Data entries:

==============================

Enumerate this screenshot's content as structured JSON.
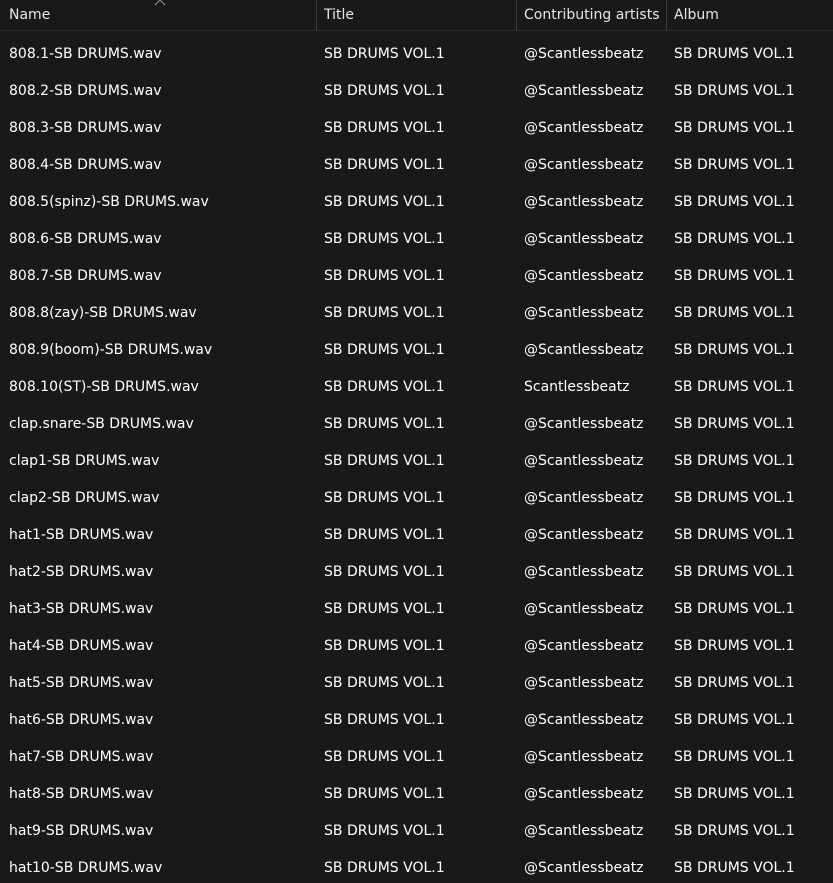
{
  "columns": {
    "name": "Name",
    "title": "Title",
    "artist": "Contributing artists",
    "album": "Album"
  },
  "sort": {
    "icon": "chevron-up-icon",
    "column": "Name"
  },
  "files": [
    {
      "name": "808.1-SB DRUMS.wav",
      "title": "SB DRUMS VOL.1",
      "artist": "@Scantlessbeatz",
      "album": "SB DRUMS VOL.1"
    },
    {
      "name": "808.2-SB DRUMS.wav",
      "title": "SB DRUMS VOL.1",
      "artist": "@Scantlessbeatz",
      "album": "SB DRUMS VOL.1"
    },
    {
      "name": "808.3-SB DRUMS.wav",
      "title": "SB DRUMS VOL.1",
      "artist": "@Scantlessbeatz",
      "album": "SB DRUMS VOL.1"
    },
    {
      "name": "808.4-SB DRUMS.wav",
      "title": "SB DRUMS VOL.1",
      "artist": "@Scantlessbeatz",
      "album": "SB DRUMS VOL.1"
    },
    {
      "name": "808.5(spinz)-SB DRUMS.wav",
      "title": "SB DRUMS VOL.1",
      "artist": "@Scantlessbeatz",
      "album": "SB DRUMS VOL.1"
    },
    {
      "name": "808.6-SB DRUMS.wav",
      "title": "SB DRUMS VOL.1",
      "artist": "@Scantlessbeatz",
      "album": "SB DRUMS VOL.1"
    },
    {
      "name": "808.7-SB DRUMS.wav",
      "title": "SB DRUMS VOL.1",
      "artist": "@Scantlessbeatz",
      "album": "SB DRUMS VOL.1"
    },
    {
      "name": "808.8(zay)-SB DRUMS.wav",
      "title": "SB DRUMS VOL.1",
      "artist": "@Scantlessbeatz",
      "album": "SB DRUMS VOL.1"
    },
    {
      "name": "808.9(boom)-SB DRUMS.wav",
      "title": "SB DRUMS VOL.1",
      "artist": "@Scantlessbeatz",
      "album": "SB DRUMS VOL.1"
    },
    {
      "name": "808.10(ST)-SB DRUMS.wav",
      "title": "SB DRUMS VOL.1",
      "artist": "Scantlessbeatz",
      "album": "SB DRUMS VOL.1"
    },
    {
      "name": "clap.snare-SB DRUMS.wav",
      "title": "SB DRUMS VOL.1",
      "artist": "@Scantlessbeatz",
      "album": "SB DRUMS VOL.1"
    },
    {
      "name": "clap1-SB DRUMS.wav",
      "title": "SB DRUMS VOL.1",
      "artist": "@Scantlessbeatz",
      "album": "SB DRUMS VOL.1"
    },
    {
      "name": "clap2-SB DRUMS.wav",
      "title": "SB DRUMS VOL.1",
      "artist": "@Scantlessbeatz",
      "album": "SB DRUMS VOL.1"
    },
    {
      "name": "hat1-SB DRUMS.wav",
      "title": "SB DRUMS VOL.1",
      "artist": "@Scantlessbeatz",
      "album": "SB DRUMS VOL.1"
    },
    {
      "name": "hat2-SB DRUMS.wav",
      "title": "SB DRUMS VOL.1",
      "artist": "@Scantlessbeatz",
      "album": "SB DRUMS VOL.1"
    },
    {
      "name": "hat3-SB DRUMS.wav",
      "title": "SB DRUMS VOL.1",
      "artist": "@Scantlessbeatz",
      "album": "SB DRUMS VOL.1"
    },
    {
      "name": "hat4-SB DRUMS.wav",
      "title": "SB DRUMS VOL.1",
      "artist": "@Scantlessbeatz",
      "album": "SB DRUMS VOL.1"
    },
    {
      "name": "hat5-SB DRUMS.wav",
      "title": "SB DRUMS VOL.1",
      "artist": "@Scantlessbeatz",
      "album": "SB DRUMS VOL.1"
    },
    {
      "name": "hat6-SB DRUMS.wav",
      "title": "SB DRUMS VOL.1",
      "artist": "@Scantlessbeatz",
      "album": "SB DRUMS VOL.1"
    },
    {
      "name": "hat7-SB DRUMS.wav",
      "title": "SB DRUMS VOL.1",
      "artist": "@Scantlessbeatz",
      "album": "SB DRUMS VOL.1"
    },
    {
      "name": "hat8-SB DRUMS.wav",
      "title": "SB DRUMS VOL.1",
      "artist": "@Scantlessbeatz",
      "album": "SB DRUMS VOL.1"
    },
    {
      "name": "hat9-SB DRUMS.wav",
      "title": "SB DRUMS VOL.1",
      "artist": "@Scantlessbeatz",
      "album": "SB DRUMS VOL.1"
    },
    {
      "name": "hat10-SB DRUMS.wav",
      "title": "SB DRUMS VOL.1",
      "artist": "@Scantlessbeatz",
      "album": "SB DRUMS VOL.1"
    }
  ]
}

==============================

SET EXERCISE: The records above must be transcribed exactly. Pictures are left out of the copy.

TASK ANSWER:
Enumerate this screenshot's content as structured JSON.
{
  "columns": {
    "name": "Name",
    "title": "Title",
    "artist": "Contributing artists",
    "album": "Album"
  },
  "sort": {
    "icon": "chevron-up-icon",
    "column": "Name"
  },
  "files": [
    {
      "name": "808.1-SB DRUMS.wav",
      "title": "SB DRUMS VOL.1",
      "artist": "@Scantlessbeatz",
      "album": "SB DRUMS VOL.1"
    },
    {
      "name": "808.2-SB DRUMS.wav",
      "title": "SB DRUMS VOL.1",
      "artist": "@Scantlessbeatz",
      "album": "SB DRUMS VOL.1"
    },
    {
      "name": "808.3-SB DRUMS.wav",
      "title": "SB DRUMS VOL.1",
      "artist": "@Scantlessbeatz",
      "album": "SB DRUMS VOL.1"
    },
    {
      "name": "808.4-SB DRUMS.wav",
      "title": "SB DRUMS VOL.1",
      "artist": "@Scantlessbeatz",
      "album": "SB DRUMS VOL.1"
    },
    {
      "name": "808.5(spinz)-SB DRUMS.wav",
      "title": "SB DRUMS VOL.1",
      "artist": "@Scantlessbeatz",
      "album": "SB DRUMS VOL.1"
    },
    {
      "name": "808.6-SB DRUMS.wav",
      "title": "SB DRUMS VOL.1",
      "artist": "@Scantlessbeatz",
      "album": "SB DRUMS VOL.1"
    },
    {
      "name": "808.7-SB DRUMS.wav",
      "title": "SB DRUMS VOL.1",
      "artist": "@Scantlessbeatz",
      "album": "SB DRUMS VOL.1"
    },
    {
      "name": "808.8(zay)-SB DRUMS.wav",
      "title": "SB DRUMS VOL.1",
      "artist": "@Scantlessbeatz",
      "album": "SB DRUMS VOL.1"
    },
    {
      "name": "808.9(boom)-SB DRUMS.wav",
      "title": "SB DRUMS VOL.1",
      "artist": "@Scantlessbeatz",
      "album": "SB DRUMS VOL.1"
    },
    {
      "name": "808.10(ST)-SB DRUMS.wav",
      "title": "SB DRUMS VOL.1",
      "artist": "Scantlessbeatz",
      "album": "SB DRUMS VOL.1"
    },
    {
      "name": "clap.snare-SB DRUMS.wav",
      "title": "SB DRUMS VOL.1",
      "artist": "@Scantlessbeatz",
      "album": "SB DRUMS VOL.1"
    },
    {
      "name": "clap1-SB DRUMS.wav",
      "title": "SB DRUMS VOL.1",
      "artist": "@Scantlessbeatz",
      "album": "SB DRUMS VOL.1"
    },
    {
      "name": "clap2-SB DRUMS.wav",
      "title": "SB DRUMS VOL.1",
      "artist": "@Scantlessbeatz",
      "album": "SB DRUMS VOL.1"
    },
    {
      "name": "hat1-SB DRUMS.wav",
      "title": "SB DRUMS VOL.1",
      "artist": "@Scantlessbeatz",
      "album": "SB DRUMS VOL.1"
    },
    {
      "name": "hat2-SB DRUMS.wav",
      "title": "SB DRUMS VOL.1",
      "artist": "@Scantlessbeatz",
      "album": "SB DRUMS VOL.1"
    },
    {
      "name": "hat3-SB DRUMS.wav",
      "title": "SB DRUMS VOL.1",
      "artist": "@Scantlessbeatz",
      "album": "SB DRUMS VOL.1"
    },
    {
      "name": "hat4-SB DRUMS.wav",
      "title": "SB DRUMS VOL.1",
      "artist": "@Scantlessbeatz",
      "album": "SB DRUMS VOL.1"
    },
    {
      "name": "hat5-SB DRUMS.wav",
      "title": "SB DRUMS VOL.1",
      "artist": "@Scantlessbeatz",
      "album": "SB DRUMS VOL.1"
    },
    {
      "name": "hat6-SB DRUMS.wav",
      "title": "SB DRUMS VOL.1",
      "artist": "@Scantlessbeatz",
      "album": "SB DRUMS VOL.1"
    },
    {
      "name": "hat7-SB DRUMS.wav",
      "title": "SB DRUMS VOL.1",
      "artist": "@Scantlessbeatz",
      "album": "SB DRUMS VOL.1"
    },
    {
      "name": "hat8-SB DRUMS.wav",
      "title": "SB DRUMS VOL.1",
      "artist": "@Scantlessbeatz",
      "album": "SB DRUMS VOL.1"
    },
    {
      "name": "hat9-SB DRUMS.wav",
      "title": "SB DRUMS VOL.1",
      "artist": "@Scantlessbeatz",
      "album": "SB DRUMS VOL.1"
    },
    {
      "name": "hat10-SB DRUMS.wav",
      "title": "SB DRUMS VOL.1",
      "artist": "@Scantlessbeatz",
      "album": "SB DRUMS VOL.1"
    }
  ]
}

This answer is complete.